**GIVEN INSTRUCTION:** Repeat the records word for word, excluding any picture.

**INFORMATION GIVEN:**
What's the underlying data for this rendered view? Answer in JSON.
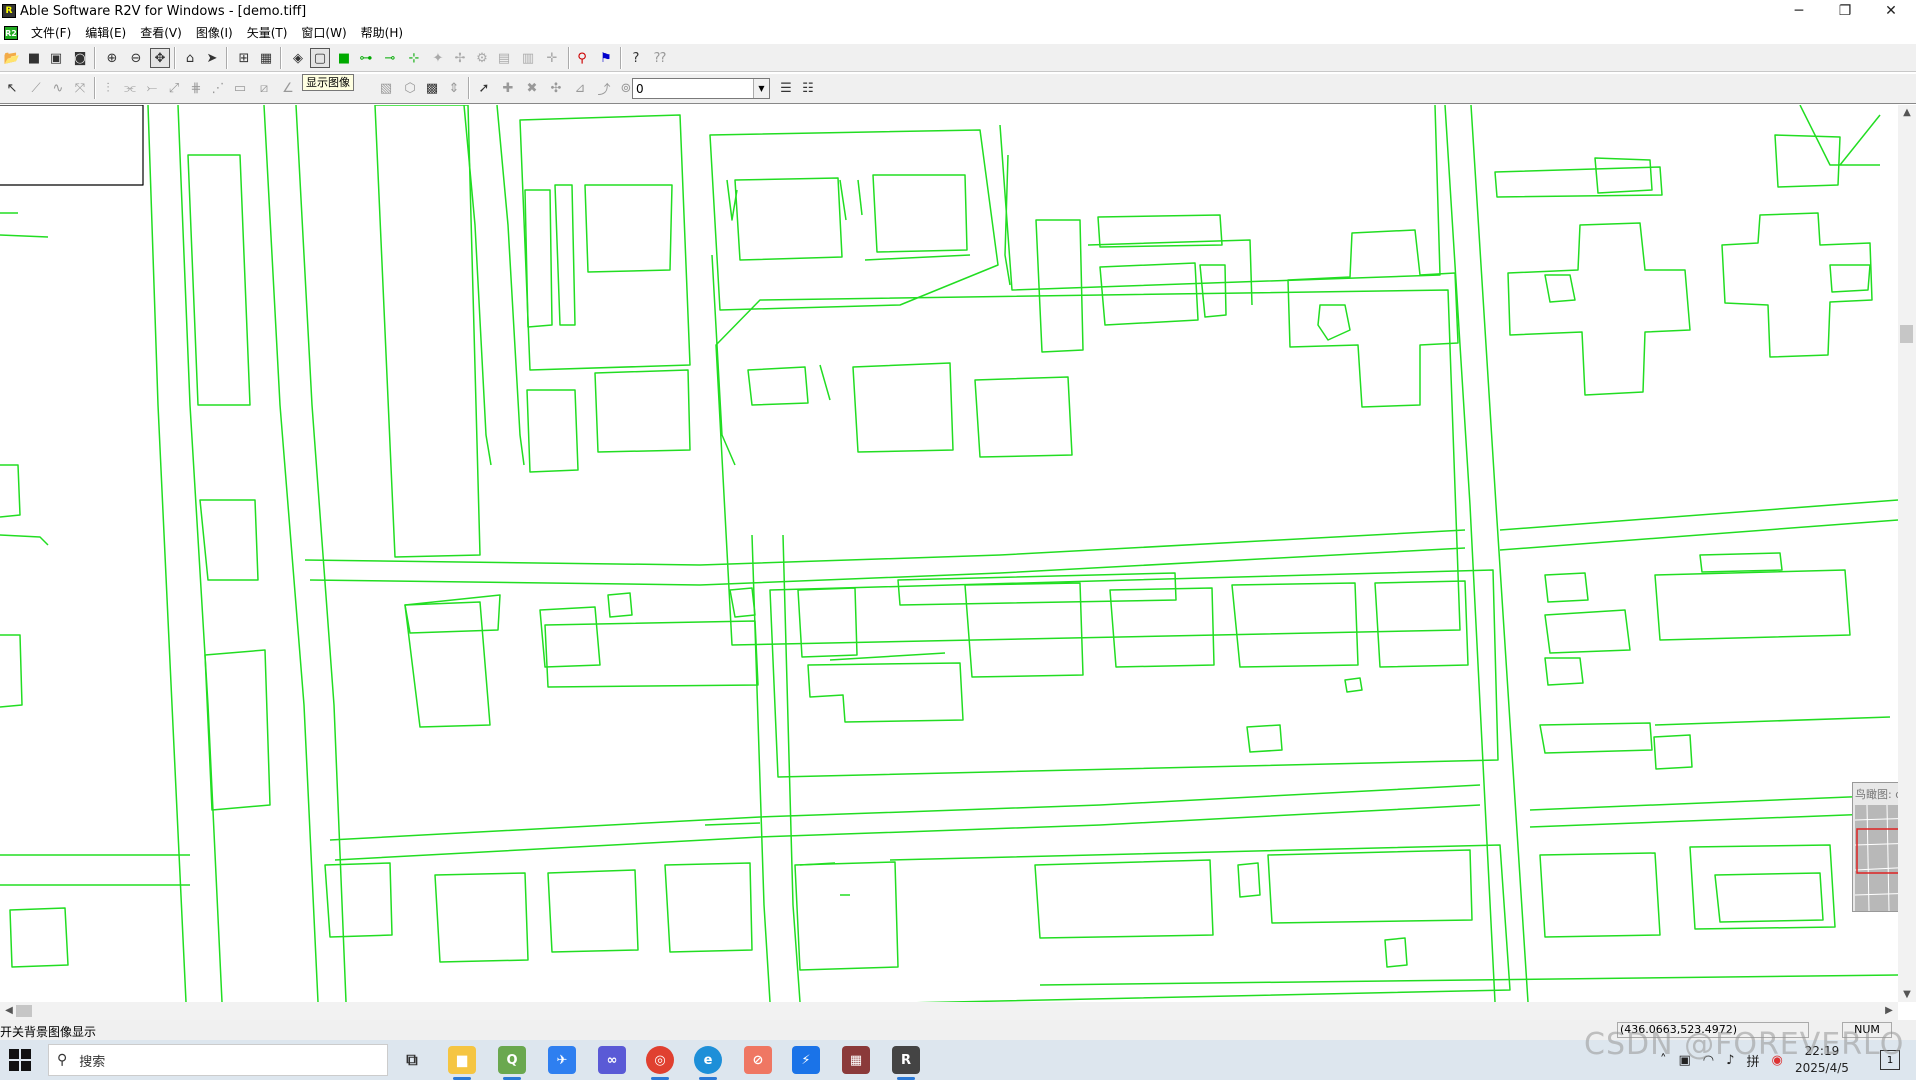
{
  "window": {
    "title": "Able Software R2V for Windows - [demo.tiff]",
    "minimize_glyph": "─",
    "restore_glyph": "❐",
    "close_glyph": "✕"
  },
  "menu": {
    "items": [
      "文件(F)",
      "编辑(E)",
      "查看(V)",
      "图像(I)",
      "矢量(T)",
      "窗口(W)",
      "帮助(H)"
    ]
  },
  "toolbar": {
    "tooltip": "显示图像",
    "layer_value": "0"
  },
  "colors": {
    "vector_line": "#22dd22",
    "accent": "#2b79d6"
  },
  "overview": {
    "title": "鸟瞰图: demo.tiff"
  },
  "status": {
    "message": "开关背景图像显示",
    "coords": "(436.0663,523.4972)",
    "num": "NUM"
  },
  "taskbar": {
    "search_placeholder": "搜索",
    "time": "22:19",
    "date": "2025/4/5",
    "notification_count": "1",
    "apps": [
      "task-view",
      "file-explorer",
      "qgis",
      "feishu",
      "baidu-netdisk",
      "chrome",
      "edge",
      "todo",
      "lark",
      "winrar",
      "r2v"
    ]
  },
  "watermark": "CSDN @FOREVERLO"
}
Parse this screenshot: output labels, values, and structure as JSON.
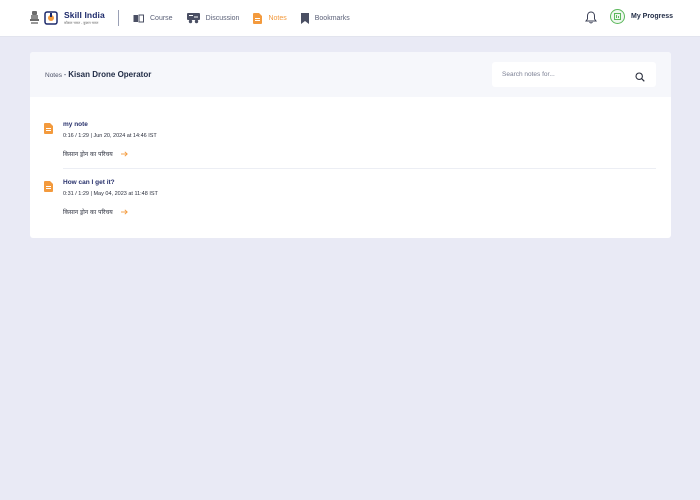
{
  "brand": {
    "title_skill": "Skill",
    "title_india": "India",
    "subtitle": "कौशल भारत - कुशल भारत"
  },
  "nav": {
    "items": [
      {
        "label": "Course",
        "icon": "book-open-icon",
        "active": false
      },
      {
        "label": "Discussion",
        "icon": "discussion-icon",
        "active": false
      },
      {
        "label": "Notes",
        "icon": "note-icon",
        "active": true
      },
      {
        "label": "Bookmarks",
        "icon": "bookmark-icon",
        "active": false
      }
    ],
    "progress_label": "My Progress"
  },
  "page": {
    "crumb_root": "Notes",
    "crumb_sep": " - ",
    "course_title": "Kisan Drone Operator"
  },
  "search": {
    "placeholder": "Search notes for..."
  },
  "notes": [
    {
      "title": "my note",
      "meta": "0:16 / 1:29 | Jun 20, 2024 at 14:46 IST",
      "lesson": "किसान ड्रोन का परिचय"
    },
    {
      "title": "How can I get it?",
      "meta": "0:31 / 1:29 | May 04, 2023 at 11:48 IST",
      "lesson": "किसान ड्रोन का परिचय"
    }
  ],
  "colors": {
    "accent": "#f39a3d",
    "background": "#e9eaf5",
    "brand_navy": "#1d2a6b",
    "progress_green": "#5cb85c"
  }
}
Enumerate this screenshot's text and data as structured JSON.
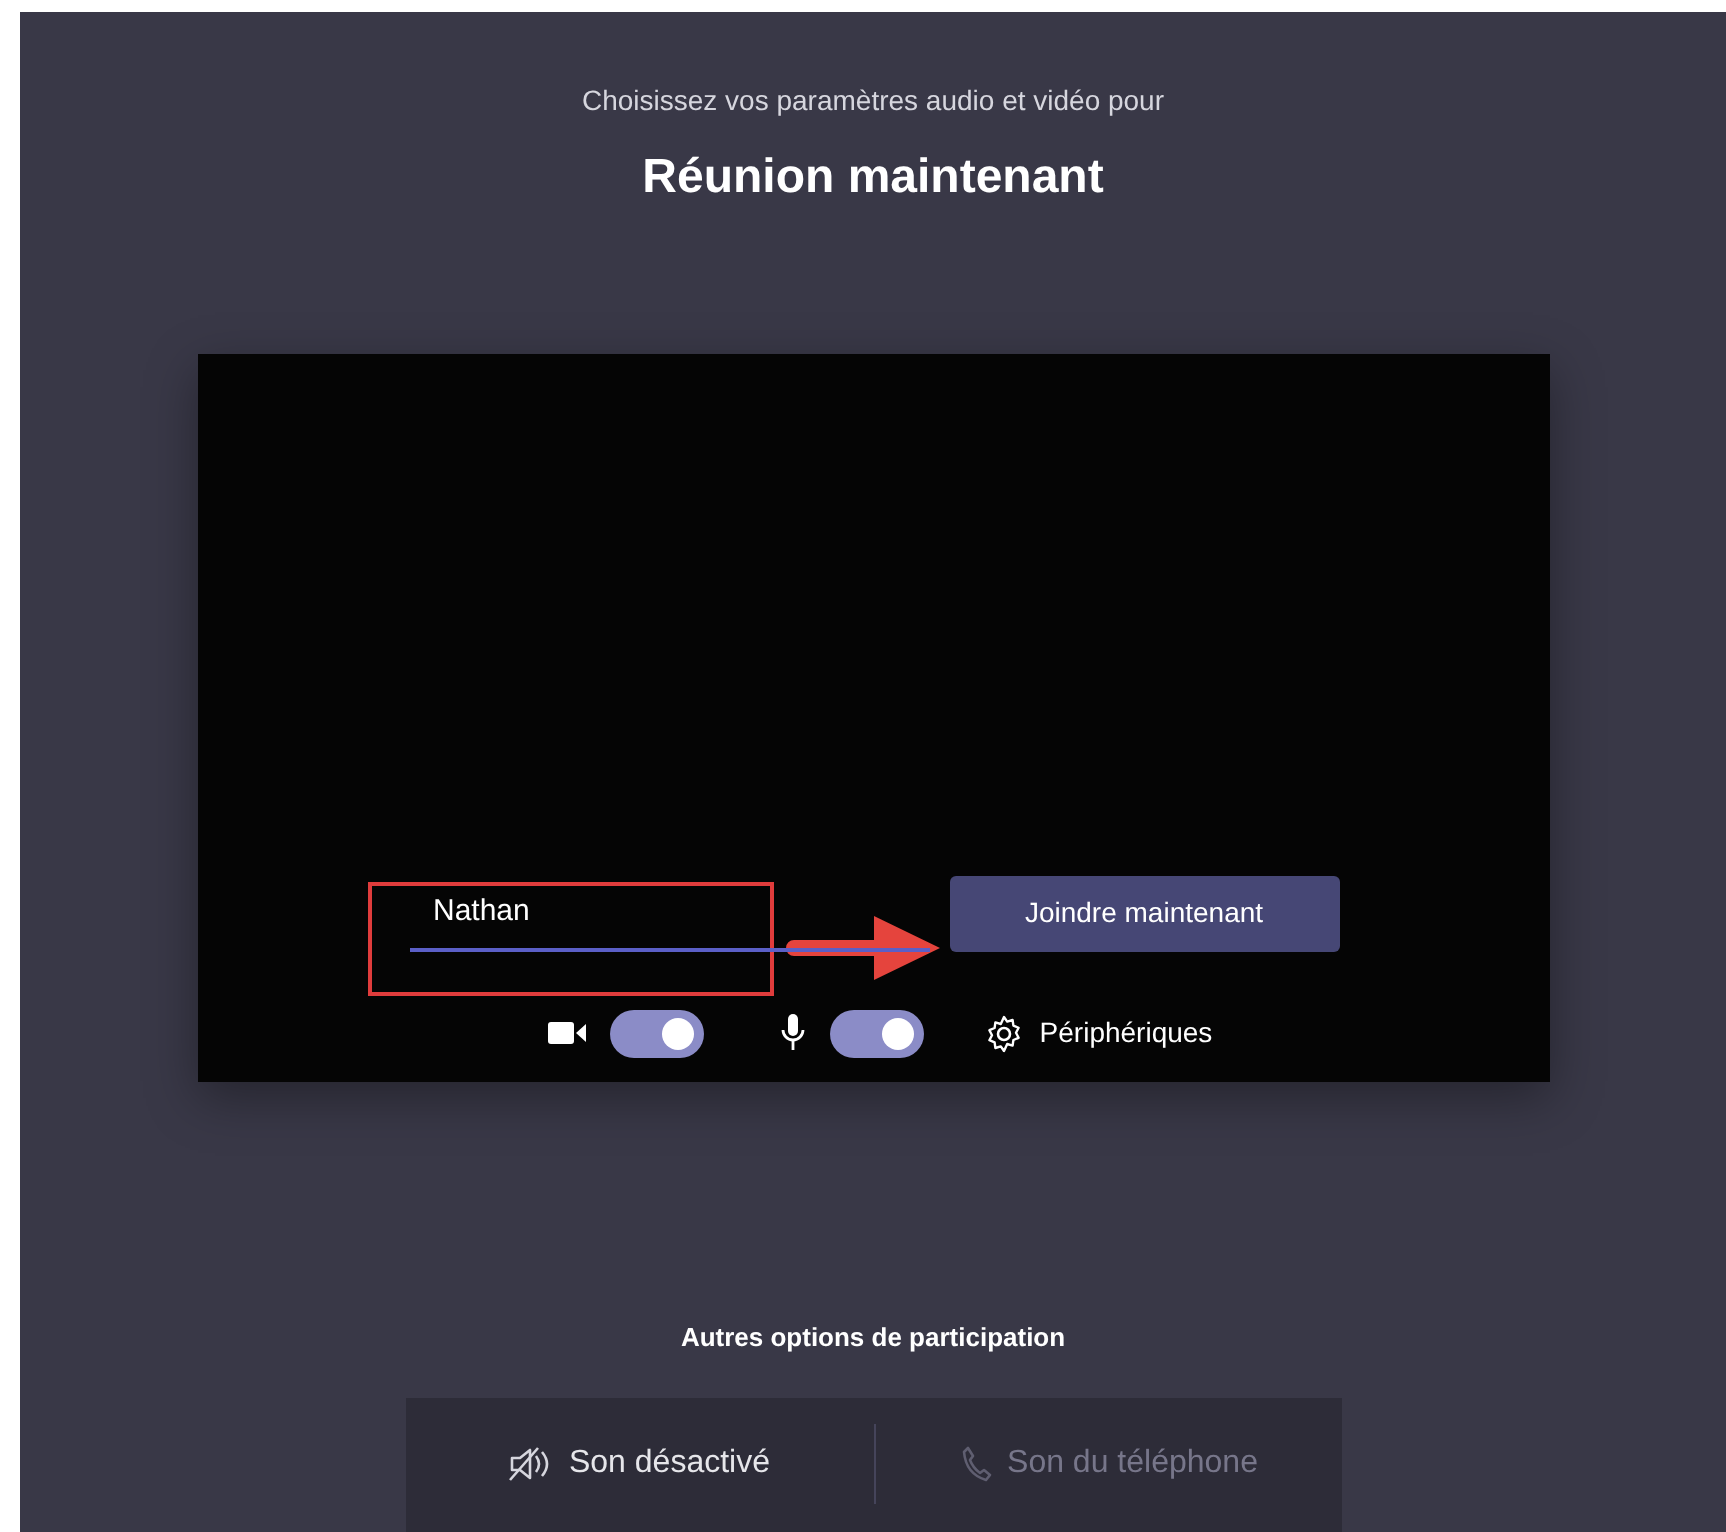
{
  "header": {
    "subtitle": "Choisissez vos paramètres audio et vidéo pour",
    "title": "Réunion maintenant"
  },
  "preview": {
    "name_field": {
      "value": "Nathan"
    },
    "join_button": "Joindre maintenant",
    "toggles": [
      {
        "kind": "camera",
        "on": true
      },
      {
        "kind": "microphone",
        "on": true
      }
    ],
    "devices_button": "Périphériques",
    "highlight_box": true,
    "arrow": true
  },
  "other_options": {
    "title": "Autres options de participation",
    "options": [
      {
        "kind": "audio-off",
        "label": "Son désactivé",
        "disabled": false
      },
      {
        "kind": "phone",
        "label": "Son du téléphone",
        "disabled": true
      }
    ]
  }
}
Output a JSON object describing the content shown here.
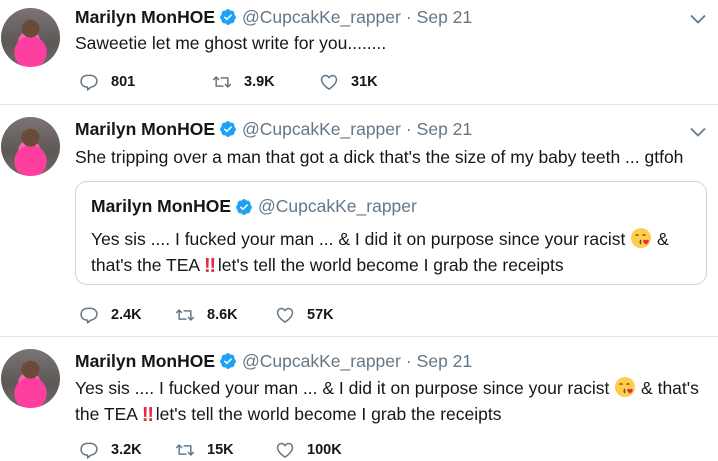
{
  "colors": {
    "verified": "#1da1f2",
    "secondary_text": "#657786",
    "border": "#e1e8ed",
    "icon": "#657786"
  },
  "tweets": [
    {
      "author_name": "Marilyn MonHOE",
      "handle": "@CupcakKe_rapper",
      "separator": "·",
      "date": "Sep 21",
      "text": "Saweetie let me ghost write for you........",
      "replies": "801",
      "retweets": "3.9K",
      "likes": "31K"
    },
    {
      "author_name": "Marilyn MonHOE",
      "handle": "@CupcakKe_rapper",
      "separator": "·",
      "date": "Sep 21",
      "text": "She tripping over a man that got a dick that's the size of my baby teeth ... gtfoh",
      "quote": {
        "author_name": "Marilyn MonHOE",
        "handle": "@CupcakKe_rapper",
        "text_part1": "Yes sis .... I fucked your man ... & I did it on purpose since your racist ",
        "text_part2": " & that's the TEA ",
        "text_part3": " let's tell the world become I grab the receipts"
      },
      "replies": "2.4K",
      "retweets": "8.6K",
      "likes": "57K"
    },
    {
      "author_name": "Marilyn MonHOE",
      "handle": "@CupcakKe_rapper",
      "separator": "·",
      "date": "Sep 21",
      "text_part1": "Yes sis .... I fucked your man ... & I did it on purpose since your racist ",
      "text_part2": " & that's the TEA ",
      "text_part3": " let's tell the world become I grab the receipts",
      "replies": "3.2K",
      "retweets": "15K",
      "likes": "100K"
    }
  ],
  "emoji": {
    "kiss": "face-blowing-kiss-emoji",
    "bang": "‼"
  }
}
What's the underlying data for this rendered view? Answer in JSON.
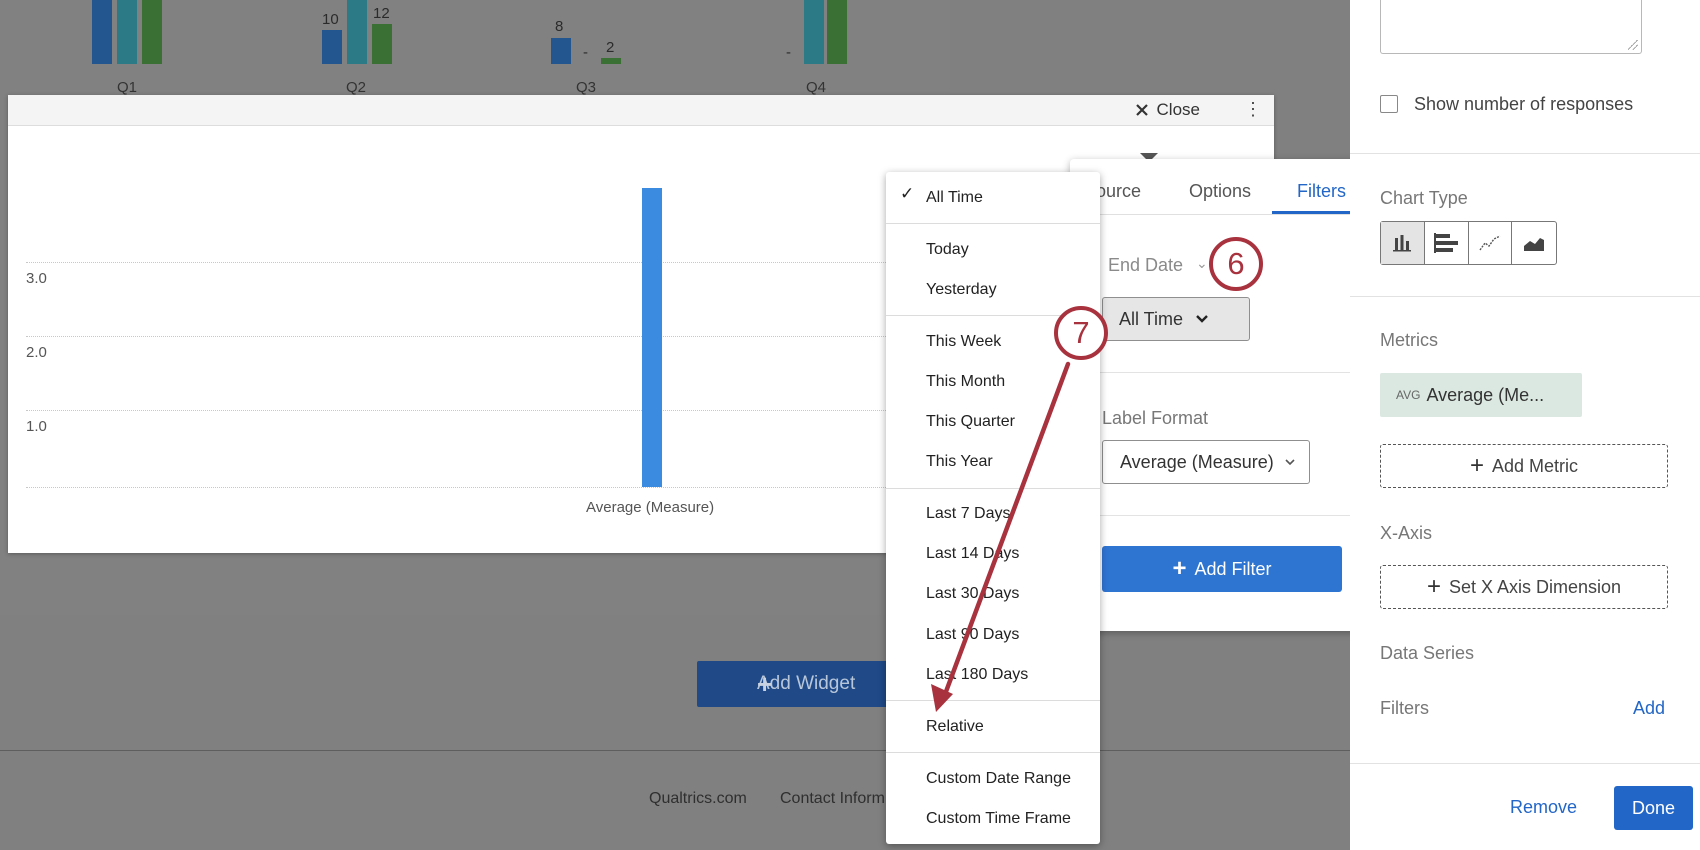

**CORRECT OUTPUT:**
What's the underlying data for this rendered view? Answer in JSON.
{
  "window": {
    "title": "Able Software R2V for Windows - [demo.tiff]",
    "minimize_glyph": "─",
    "restore_glyph": "❐",
    "close_glyph": "✕"
  },
  "menu": {
    "items": [
      "文件(F)",
      "编辑(E)",
      "查看(V)",
      "图像(I)",
      "矢量(T)",
      "窗口(W)",
      "帮助(H)"
    ]
  },
  "toolbar": {
    "tooltip": "显示图像",
    "layer_value": "0"
  },
  "colors": {
    "vector_line": "#22dd22",
    "accent": "#2b79d6"
  },
  "overview": {
    "title": "鸟瞰图: demo.tiff"
  },
  "status": {
    "message": "开关背景图像显示",
    "coords": "(436.0663,523.4972)",
    "num": "NUM"
  },
  "taskbar": {
    "search_placeholder": "搜索",
    "time": "22:19",
    "date": "2025/4/5",
    "notification_count": "1",
    "apps": [
      "task-view",
      "file-explorer",
      "qgis",
      "feishu",
      "baidu-netdisk",
      "chrome",
      "edge",
      "todo",
      "lark",
      "winrar",
      "r2v"
    ]
  },
  "watermark": "CSDN @FOREVERLO"
}
Parse this screenshot: output labels, values, and structure as JSON.
{
  "brand": {
    "title_skill": "Skill",
    "title_india": "India",
    "subtitle": "कौशल भारत - कुशल भारत"
  },
  "nav": {
    "items": [
      {
        "label": "Course",
        "icon": "book-open-icon",
        "active": false
      },
      {
        "label": "Discussion",
        "icon": "discussion-icon",
        "active": false
      },
      {
        "label": "Notes",
        "icon": "note-icon",
        "active": true
      },
      {
        "label": "Bookmarks",
        "icon": "bookmark-icon",
        "active": false
      }
    ],
    "progress_label": "My Progress"
  },
  "page": {
    "crumb_root": "Notes",
    "crumb_sep": " - ",
    "course_title": "Kisan Drone Operator"
  },
  "search": {
    "placeholder": "Search notes for..."
  },
  "notes": [
    {
      "title": "my note",
      "meta": "0:16 / 1:29 | Jun 20, 2024 at 14:46 IST",
      "lesson": "किसान ड्रोन का परिचय"
    },
    {
      "title": "How can I get it?",
      "meta": "0:31 / 1:29 | May 04, 2023 at 11:48 IST",
      "lesson": "किसान ड्रोन का परिचय"
    }
  ],
  "colors": {
    "accent": "#f39a3d",
    "background": "#e9eaf5",
    "brand_navy": "#1d2a6b",
    "progress_green": "#5cb85c"
  }
}
Enumerate this screenshot's text and data as structured JSON.
{
  "header": {
    "subtitle": "Choisissez vos paramètres audio et vidéo pour",
    "title": "Réunion maintenant"
  },
  "preview": {
    "name_field": {
      "value": "Nathan"
    },
    "join_button": "Joindre maintenant",
    "toggles": [
      {
        "kind": "camera",
        "on": true
      },
      {
        "kind": "microphone",
        "on": true
      }
    ],
    "devices_button": "Périphériques",
    "highlight_box": true,
    "arrow": true
  },
  "other_options": {
    "title": "Autres options de participation",
    "options": [
      {
        "kind": "audio-off",
        "label": "Son désactivé",
        "disabled": false
      },
      {
        "kind": "phone",
        "label": "Son du téléphone",
        "disabled": true
      }
    ]
  }
}
Output a JSON object describing the content shown here.
{
  "colors": {
    "verified": "#1da1f2",
    "secondary_text": "#657786",
    "border": "#e1e8ed",
    "icon": "#657786"
  },
  "tweets": [
    {
      "author_name": "Marilyn MonHOE",
      "handle": "@CupcakKe_rapper",
      "separator": "·",
      "date": "Sep 21",
      "text": "Saweetie let me ghost write for you........",
      "replies": "801",
      "retweets": "3.9K",
      "likes": "31K"
    },
    {
      "author_name": "Marilyn MonHOE",
      "handle": "@CupcakKe_rapper",
      "separator": "·",
      "date": "Sep 21",
      "text": "She tripping over a man that got a dick that's the size of my baby teeth ... gtfoh",
      "quote": {
        "author_name": "Marilyn MonHOE",
        "handle": "@CupcakKe_rapper",
        "text_part1": "Yes sis .... I fucked your man ... & I did it on purpose since your racist ",
        "text_part2": " & that's the TEA ",
        "text_part3": " let's tell the world become I grab the receipts"
      },
      "replies": "2.4K",
      "retweets": "8.6K",
      "likes": "57K"
    },
    {
      "author_name": "Marilyn MonHOE",
      "handle": "@CupcakKe_rapper",
      "separator": "·",
      "date": "Sep 21",
      "text_part1": "Yes sis .... I fucked your man ... & I did it on purpose since your racist ",
      "text_part2": " & that's the TEA ",
      "text_part3": " let's tell the world become I grab the receipts",
      "replies": "3.2K",
      "retweets": "15K",
      "likes": "100K"
    }
  ],
  "emoji": {
    "kiss": "face-blowing-kiss-emoji",
    "bang": "‼"
  }
}
What's the underlying data for this rendered view? Answer in JSON.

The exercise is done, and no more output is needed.